All of the data needs to be repeated exactly.

(Dataset listings of figures)
•••
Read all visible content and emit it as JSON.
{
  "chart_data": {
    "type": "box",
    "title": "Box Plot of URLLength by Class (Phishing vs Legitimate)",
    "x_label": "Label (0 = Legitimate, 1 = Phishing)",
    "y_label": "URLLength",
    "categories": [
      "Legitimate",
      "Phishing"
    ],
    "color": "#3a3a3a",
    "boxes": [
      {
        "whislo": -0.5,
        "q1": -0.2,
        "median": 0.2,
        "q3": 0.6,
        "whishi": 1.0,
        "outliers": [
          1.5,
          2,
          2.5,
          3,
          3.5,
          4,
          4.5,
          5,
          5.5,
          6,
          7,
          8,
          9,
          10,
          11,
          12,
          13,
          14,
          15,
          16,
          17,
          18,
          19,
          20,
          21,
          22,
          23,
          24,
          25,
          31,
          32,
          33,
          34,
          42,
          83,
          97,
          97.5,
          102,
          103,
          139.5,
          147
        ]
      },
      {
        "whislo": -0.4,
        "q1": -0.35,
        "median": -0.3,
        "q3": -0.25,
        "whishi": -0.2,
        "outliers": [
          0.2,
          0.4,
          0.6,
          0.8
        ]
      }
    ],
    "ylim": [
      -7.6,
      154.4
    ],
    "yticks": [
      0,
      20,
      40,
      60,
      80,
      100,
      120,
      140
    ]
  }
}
•••
(OUTPUT FOR THIS EXERCISE)
Read all visible content and emit it as JSON.
{
  "chart_data": {
    "type": "box",
    "title": "Box Plot of URLLength by Class (Phishing vs Legitimate)",
    "x_label": "Label (0 = Legitimate, 1 = Phishing)",
    "y_label": "URLLength",
    "categories": [
      "Legitimate",
      "Phishing"
    ],
    "color": "#3a3a3a",
    "boxes": [
      {
        "whislo": -0.5,
        "q1": -0.2,
        "median": 0.2,
        "q3": 0.6,
        "whishi": 1.0,
        "outliers": [
          1.5,
          2,
          2.5,
          3,
          3.5,
          4,
          4.5,
          5,
          5.5,
          6,
          7,
          8,
          9,
          10,
          11,
          12,
          13,
          14,
          15,
          16,
          17,
          18,
          19,
          20,
          21,
          22,
          23,
          24,
          25,
          31,
          32,
          33,
          34,
          42,
          83,
          97,
          97.5,
          102,
          103,
          139.5,
          147
        ]
      },
      {
        "whislo": -0.4,
        "q1": -0.35,
        "median": -0.3,
        "q3": -0.25,
        "whishi": -0.2,
        "outliers": [
          0.2,
          0.4,
          0.6,
          0.8
        ]
      }
    ],
    "ylim": [
      -7.6,
      154.4
    ],
    "yticks": [
      0,
      20,
      40,
      60,
      80,
      100,
      120,
      140
    ]
  }
}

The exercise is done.